(TASK INSTRUCTIONS): Print every entry, word for word, and skip the images.

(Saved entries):

========================

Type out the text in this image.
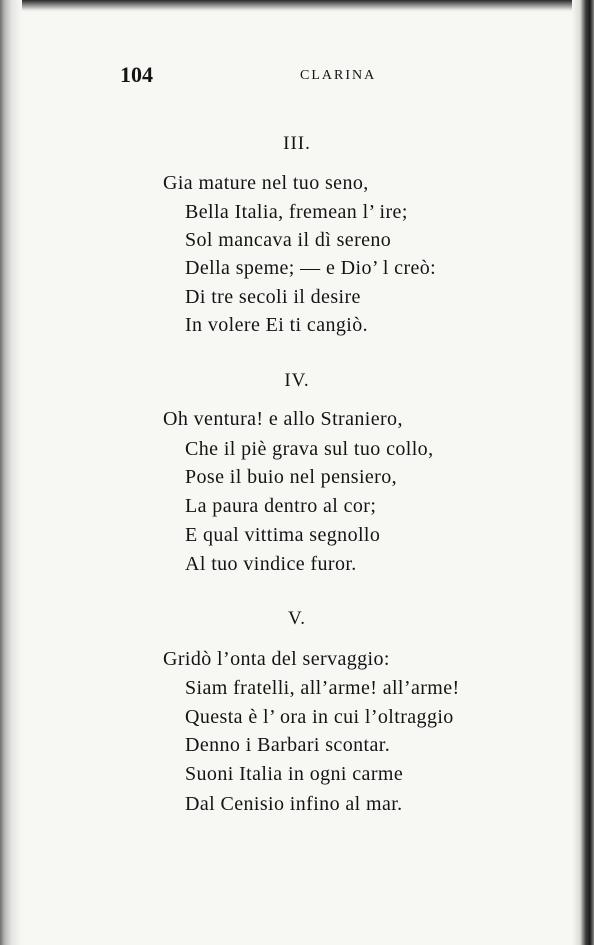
104	CLARINA
III.
Gia mature nel tuo seno,
Bella Italia, fremean l’ ire;
Sol mancava il dì sereno
Della speme; — e Dio’ l creò:
Di tre secoli il desire
In volere Ei ti cangiò.
IV.
Oh ventura! e allo Straniero,
Che il piè grava sul tuo collo,
Pose il buio nel pensiero,
La paura dentro al cor;
E qual vittima segnollo
Al tuo vindice furor.
V.
Gridò l’onta del servaggio:
Siam fratelli, all’arme! all’arme!
Questa è l’ ora in cui l’oltraggio
Denno i Barbari scontar.
Suoni Italia in ogni carme
Dal Cenisio infino al mar.
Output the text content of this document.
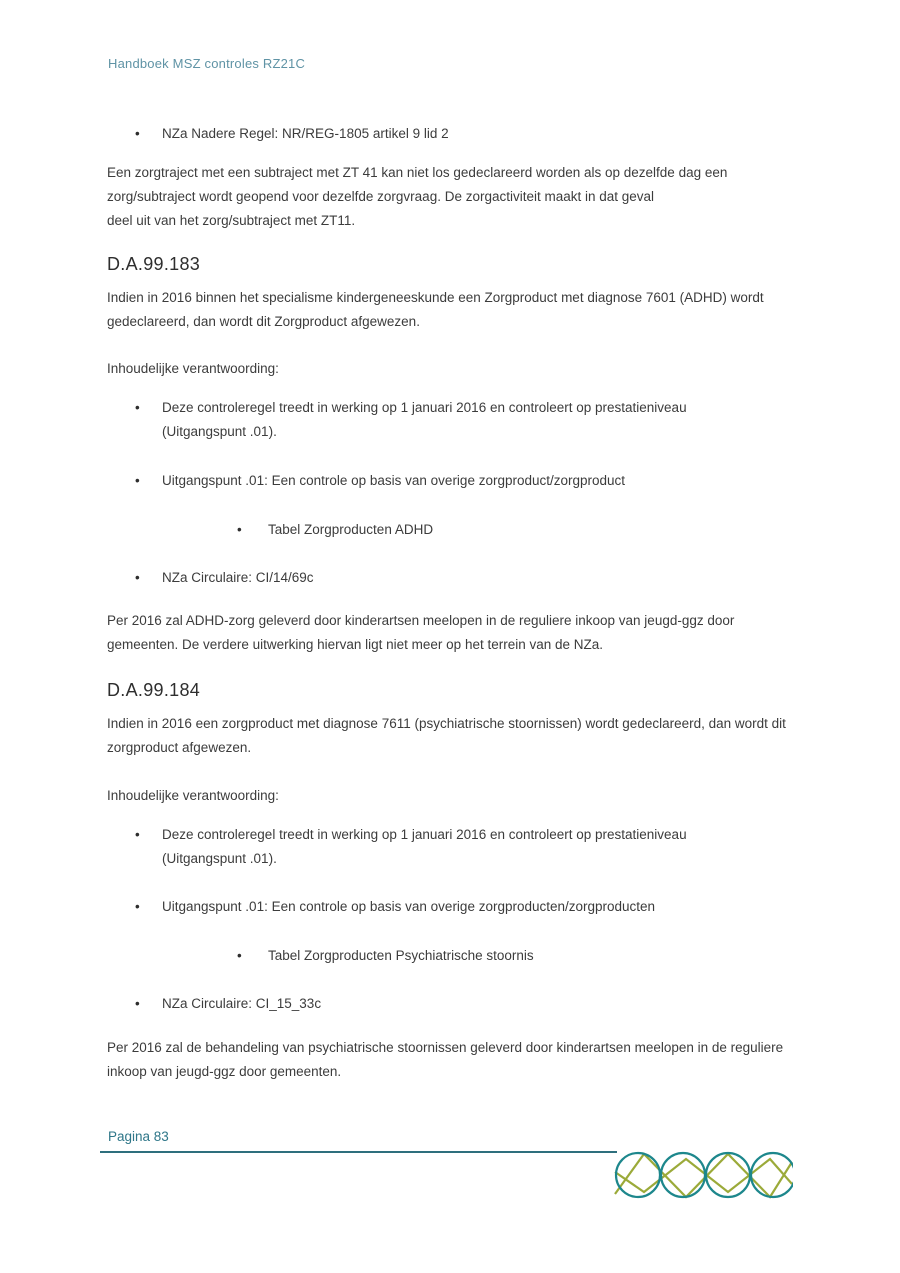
Handboek MSZ controles RZ21C
• NZa Nadere Regel: NR/REG-1805 artikel 9 lid 2
Een zorgtraject met een subtraject met ZT 41 kan niet los gedeclareerd worden als op dezelfde dag een
zorg/subtraject wordt geopend voor dezelfde zorgvraag. De zorgactiviteit maakt in dat geval
deel uit van het zorg/subtraject met ZT11.
D.A.99.183
Indien in 2016 binnen het specialisme kindergeneeskunde een Zorgproduct met diagnose 7601 (ADHD) wordt gedeclareerd, dan wordt dit Zorgproduct afgewezen.
Inhoudelijke verantwoording:
• Deze controleregel treedt in werking op 1 januari 2016 en controleert op prestatieniveau (Uitgangspunt .01).
• Uitgangspunt .01: Een controle op basis van overige zorgproduct/zorgproduct
• Tabel Zorgproducten ADHD
• NZa Circulaire: CI/14/69c
Per 2016 zal ADHD-zorg geleverd door kinderartsen meelopen in de reguliere inkoop van jeugd-ggz door gemeenten. De verdere uitwerking hiervan ligt niet meer op het terrein van de NZa.
D.A.99.184
Indien in 2016 een zorgproduct met diagnose 7611 (psychiatrische stoornissen) wordt gedeclareerd, dan wordt dit zorgproduct afgewezen.
Inhoudelijke verantwoording:
• Deze controleregel treedt in werking op 1 januari 2016 en controleert op prestatieniveau (Uitgangspunt .01).
• Uitgangspunt .01: Een controle op basis van overige zorgproducten/zorgproducten
• Tabel Zorgproducten Psychiatrische stoornis
• NZa Circulaire: CI_15_33c
Per 2016 zal de behandeling van psychiatrische stoornissen geleverd door kinderartsen meelopen in de reguliere inkoop van jeugd-ggz door gemeenten.
Pagina 83
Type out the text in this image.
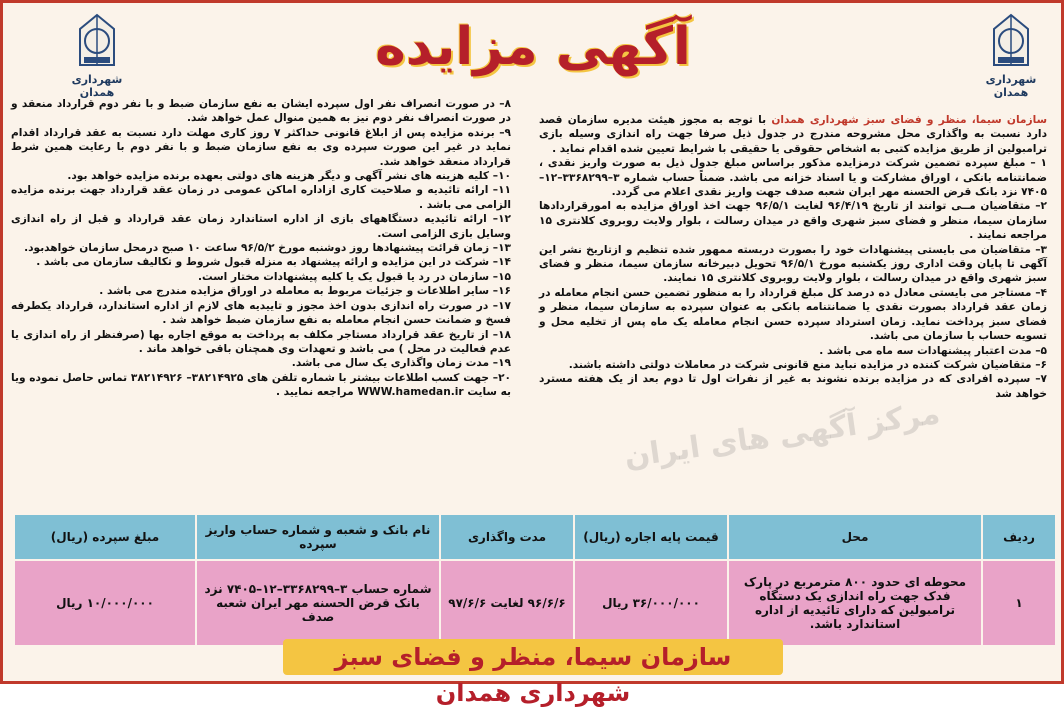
شهرداری همدان
شهرداری همدان
آگهی مزایده

سازمان سیما، منظر و فضای سبز شهرداری همدان با توجه به مجوز هیئت مدیره سازمان قصد دارد نسبت به واگذاری محل مشروحه مندرج در جدول ذیل صرفا جهت راه اندازی وسیله بازی ترامبولین از طریق مزایده کتبی به اشخاص حقوقی یا حقیقی با شرایط تعیین شده اقدام نماید .

۱ – مبلغ سپرده تضمین شرکت درمزایده مذکور براساس مبلغ جدول ذیل به صورت واریز نقدی ، ضمانتنامه بانکی ، اوراق مشارکت و یا اسناد خزانه می باشد. ضمناً حساب شماره ۳–۳۳۶۸۲۹۹–۱۲–۷۴۰۵ نزد بانک قرض الحسنه مهر ایران شعبه صدف جهت واریز نقدی اعلام می گردد.

۲– متقاضیان مــی توانند از تاریخ ۹۶/۴/۱۹ لغایت ۹۶/۵/۱ جهت اخذ اوراق مزایده به امورقراردادها سازمان سیما، منظر و فضای سبز شهری واقع در میدان رسالت ، بلوار ولایت روبروی کلانتری ۱۵ مراجعه نمایند .

۳– متقاضیان می بایستی پیشنهادات خود را بصورت دربسته ممهور شده تنظیم و ازتاریخ نشر این آگهی تا پایان وقت اداری روز یکشنبه مورخ ۹۶/۵/۱ تحویل دبیرخانه سازمان سیما، منظر و فضای سبز شهری واقع در میدان رسالت ، بلوار ولایت روبروی کلانتری ۱۵ نمایند.

۴– مستاجر می بایستی معادل ده درصد کل مبلغ قرارداد را به منظور تضمین حسن انجام معامله در زمان عقد قرارداد بصورت نقدی یا ضمانتنامه بانکی به عنوان سپرده به سازمان سیما، منظر و فضای سبز پرداخت نماید. زمان استرداد سپرده حسن انجام معامله یک ماه پس از تخلیه محل و تسویه حساب با سازمان می باشد.

۵– مدت اعتبار پیشنهادات سه ماه می باشد .

۶– متقاضیان شرکت کننده در مزایده نباید منع قانونی شرکت در معاملات دولتی داشته باشند.

۷– سپرده افرادی که در مزایده برنده نشوند به غیر از نفرات اول تا دوم بعد از یک هفته مسترد خواهد شد

۸– در صورت انصراف نفر اول سپرده ایشان به نفع سازمان ضبط و با نفر دوم قرارداد منعقد و در صورت انصراف نفر دوم نیز به همین منوال عمل خواهد شد.

۹– برنده مزایده پس از ابلاغ قانونی حداکثر ۷ روز کاری مهلت دارد نسبت به عقد قرارداد اقدام نماید در غیر این صورت سپرده وی به نفع سازمان ضبط و با نفر دوم با رعایت همین شرط قرارداد منعقد خواهد شد.

۱۰– کلیه هزینه های نشر آگهی و دیگر هزینه های دولتی بعهده برنده مزایده خواهد بود.

۱۱– ارائه تائیدیه و صلاحیت کاری ازاداره اماکن عمومی در زمان عقد قرارداد جهت برنده مزایده الزامی می باشد .

۱۲– ارائه تائیدیه دستگاههای بازی از اداره استاندارد زمان عقد قرارداد و قبل از راه اندازی وسایل بازی الزامی است.

۱۳– زمان قرائت پیشنهادها روز دوشنبه مورخ ۹۶/۵/۲ ساعت ۱۰ صبح درمحل سازمان خواهدبود.

۱۴– شرکت در این مزایده و ارائه پیشنهاد به منزله قبول شروط و تکالیف سازمان می باشد .

۱۵– سازمان در رد یا قبول یک یا کلیه پیشنهادات مختار است.

۱۶– سایر اطلاعات و جزئیات مربوط به معامله در اوراق مزایده مندرج می باشد .

۱۷– در صورت راه اندازی بدون اخذ مجوز و تاییدیه های لازم از اداره استاندارد، قرارداد یکطرفه فسخ و ضمانت حسن انجام معامله به نفع سازمان ضبط خواهد شد .

۱۸– از تاریخ عقد قرارداد مستاجر مکلف به پرداخت به موقع اجاره بها (صرفنظر از راه اندازی یا عدم فعالیت در محل ) می باشد و تعهدات وی همچنان باقی خواهد ماند .

۱۹– مدت زمان واگذاری یک سال می باشد.

۲۰– جهت کسب اطلاعات بیشتر با شماره تلفن های ۳۸۲۱۴۹۲۵– ۳۸۲۱۴۹۲۶ تماس حاصل نموده ویا به سایت WWW.hamedan.ir مراجعه نمایید .

مرکز آگهی های ایران
ردیف	محل	قیمت پایه اجاره (ریال)	مدت واگذاری	نام بانک و شعبه و شماره حساب واریز سپرده	مبلغ سپرده (ریال)
۱	محوطه ای حدود ۸۰۰ مترمربع در پارک فدک جهت راه اندازی یک دستگاه ترامبولین که دارای تائیدیه از اداره استاندارد باشد.	۳۶/۰۰۰/۰۰۰ ریال	۹۶/۶/۶ لغایت ۹۷/۶/۶	شماره حساب ۳–۳۳۶۸۲۹۹–۱۲–۷۴۰۵ نزد بانک قرض الحسنه مهر ایران شعبه صدف	۱۰/۰۰۰/۰۰۰ ریال
سازمان سیما، منظر و فضای سبز شهرداری همدان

========================

(ANSWER TO THIS TASK):
Type out the text in this image.
104	CLARINA
III.
Gia mature nel tuo seno,
Bella Italia, fremean l’ ire;
Sol mancava il dì sereno
Della speme; — e Dio’ l creò:
Di tre secoli il desire
In volere Ei ti cangiò.
IV.
Oh ventura! e allo Straniero,
Che il piè grava sul tuo collo,
Pose il buio nel pensiero,
La paura dentro al cor;
E qual vittima segnollo
Al tuo vindice furor.
V.
Gridò l’onta del servaggio:
Siam fratelli, all’arme! all’arme!
Questa è l’ ora in cui l’oltraggio
Denno i Barbari scontar.
Suoni Italia in ogni carme
Dal Cenisio infino al mar.
Output the text content of this document.
Handboek MSZ controles RZ21C
• NZa Nadere Regel: NR/REG-1805 artikel 9 lid 2
Een zorgtraject met een subtraject met ZT 41 kan niet los gedeclareerd worden als op dezelfde dag een
zorg/subtraject wordt geopend voor dezelfde zorgvraag. De zorgactiviteit maakt in dat geval
deel uit van het zorg/subtraject met ZT11.
D.A.99.183
Indien in 2016 binnen het specialisme kindergeneeskunde een Zorgproduct met diagnose 7601 (ADHD) wordt gedeclareerd, dan wordt dit Zorgproduct afgewezen.
Inhoudelijke verantwoording:
• Deze controleregel treedt in werking op 1 januari 2016 en controleert op prestatieniveau (Uitgangspunt .01).
• Uitgangspunt .01: Een controle op basis van overige zorgproduct/zorgproduct
• Tabel Zorgproducten ADHD
• NZa Circulaire: CI/14/69c
Per 2016 zal ADHD-zorg geleverd door kinderartsen meelopen in de reguliere inkoop van jeugd-ggz door gemeenten. De verdere uitwerking hiervan ligt niet meer op het terrein van de NZa.
D.A.99.184
Indien in 2016 een zorgproduct met diagnose 7611 (psychiatrische stoornissen) wordt gedeclareerd, dan wordt dit zorgproduct afgewezen.
Inhoudelijke verantwoording:
• Deze controleregel treedt in werking op 1 januari 2016 en controleert op prestatieniveau (Uitgangspunt .01).
• Uitgangspunt .01: Een controle op basis van overige zorgproducten/zorgproducten
• Tabel Zorgproducten Psychiatrische stoornis
• NZa Circulaire: CI_15_33c
Per 2016 zal de behandeling van psychiatrische stoornissen geleverd door kinderartsen meelopen in de reguliere inkoop van jeugd-ggz door gemeenten.
Pagina 83
Type out the text in this image.
شهرداری همدان
شهرداری همدان
آگهی مزایده

سازمان سیما، منظر و فضای سبز شهرداری همدان با توجه به مجوز هیئت مدیره سازمان قصد دارد نسبت به واگذاری محل مشروحه مندرج در جدول ذیل صرفا جهت راه اندازی وسیله بازی ترامبولین از طریق مزایده کتبی به اشخاص حقوقی یا حقیقی با شرایط تعیین شده اقدام نماید .

۱ – مبلغ سپرده تضمین شرکت درمزایده مذکور براساس مبلغ جدول ذیل به صورت واریز نقدی ، ضمانتنامه بانکی ، اوراق مشارکت و یا اسناد خزانه می باشد. ضمناً حساب شماره ۳–۳۳۶۸۲۹۹–۱۲–۷۴۰۵ نزد بانک قرض الحسنه مهر ایران شعبه صدف جهت واریز نقدی اعلام می گردد.

۲– متقاضیان مــی توانند از تاریخ ۹۶/۴/۱۹ لغایت ۹۶/۵/۱ جهت اخذ اوراق مزایده به امورقراردادها سازمان سیما، منظر و فضای سبز شهری واقع در میدان رسالت ، بلوار ولایت روبروی کلانتری ۱۵ مراجعه نمایند .

۳– متقاضیان می بایستی پیشنهادات خود را بصورت دربسته ممهور شده تنظیم و ازتاریخ نشر این آگهی تا پایان وقت اداری روز یکشنبه مورخ ۹۶/۵/۱ تحویل دبیرخانه سازمان سیما، منظر و فضای سبز شهری واقع در میدان رسالت ، بلوار ولایت روبروی کلانتری ۱۵ نمایند.

۴– مستاجر می بایستی معادل ده درصد کل مبلغ قرارداد را به منظور تضمین حسن انجام معامله در زمان عقد قرارداد بصورت نقدی یا ضمانتنامه بانکی به عنوان سپرده به سازمان سیما، منظر و فضای سبز پرداخت نماید. زمان استرداد سپرده حسن انجام معامله یک ماه پس از تخلیه محل و تسویه حساب با سازمان می باشد.

۵– مدت اعتبار پیشنهادات سه ماه می باشد .

۶– متقاضیان شرکت کننده در مزایده نباید منع قانونی شرکت در معاملات دولتی داشته باشند.

۷– سپرده افرادی که در مزایده برنده نشوند به غیر از نفرات اول تا دوم بعد از یک هفته مسترد خواهد شد

۸– در صورت انصراف نفر اول سپرده ایشان به نفع سازمان ضبط و با نفر دوم قرارداد منعقد و در صورت انصراف نفر دوم نیز به همین منوال عمل خواهد شد.

۹– برنده مزایده پس از ابلاغ قانونی حداکثر ۷ روز کاری مهلت دارد نسبت به عقد قرارداد اقدام نماید در غیر این صورت سپرده وی به نفع سازمان ضبط و با نفر دوم با رعایت همین شرط قرارداد منعقد خواهد شد.

۱۰– کلیه هزینه های نشر آگهی و دیگر هزینه های دولتی بعهده برنده مزایده خواهد بود.

۱۱– ارائه تائیدیه و صلاحیت کاری ازاداره اماکن عمومی در زمان عقد قرارداد جهت برنده مزایده الزامی می باشد .

۱۲– ارائه تائیدیه دستگاههای بازی از اداره استاندارد زمان عقد قرارداد و قبل از راه اندازی وسایل بازی الزامی است.

۱۳– زمان قرائت پیشنهادها روز دوشنبه مورخ ۹۶/۵/۲ ساعت ۱۰ صبح درمحل سازمان خواهدبود.

۱۴– شرکت در این مزایده و ارائه پیشنهاد به منزله قبول شروط و تکالیف سازمان می باشد .

۱۵– سازمان در رد یا قبول یک یا کلیه پیشنهادات مختار است.

۱۶– سایر اطلاعات و جزئیات مربوط به معامله در اوراق مزایده مندرج می باشد .

۱۷– در صورت راه اندازی بدون اخذ مجوز و تاییدیه های لازم از اداره استاندارد، قرارداد یکطرفه فسخ و ضمانت حسن انجام معامله به نفع سازمان ضبط خواهد شد .

۱۸– از تاریخ عقد قرارداد مستاجر مکلف به پرداخت به موقع اجاره بها (صرفنظر از راه اندازی یا عدم فعالیت در محل ) می باشد و تعهدات وی همچنان باقی خواهد ماند .

۱۹– مدت زمان واگذاری یک سال می باشد.

۲۰– جهت کسب اطلاعات بیشتر با شماره تلفن های ۳۸۲۱۴۹۲۵– ۳۸۲۱۴۹۲۶ تماس حاصل نموده ویا به سایت WWW.hamedan.ir مراجعه نمایید .

مرکز آگهی های ایران
ردیف	محل	قیمت پایه اجاره (ریال)	مدت واگذاری	نام بانک و شعبه و شماره حساب واریز سپرده	مبلغ سپرده (ریال)
۱	محوطه ای حدود ۸۰۰ مترمربع در پارک فدک جهت راه اندازی یک دستگاه ترامبولین که دارای تائیدیه از اداره استاندارد باشد.	۳۶/۰۰۰/۰۰۰ ریال	۹۶/۶/۶ لغایت ۹۷/۶/۶	شماره حساب ۳–۳۳۶۸۲۹۹–۱۲–۷۴۰۵ نزد بانک قرض الحسنه مهر ایران شعبه صدف	۱۰/۰۰۰/۰۰۰ ریال
سازمان سیما، منظر و فضای سبز شهرداری همدان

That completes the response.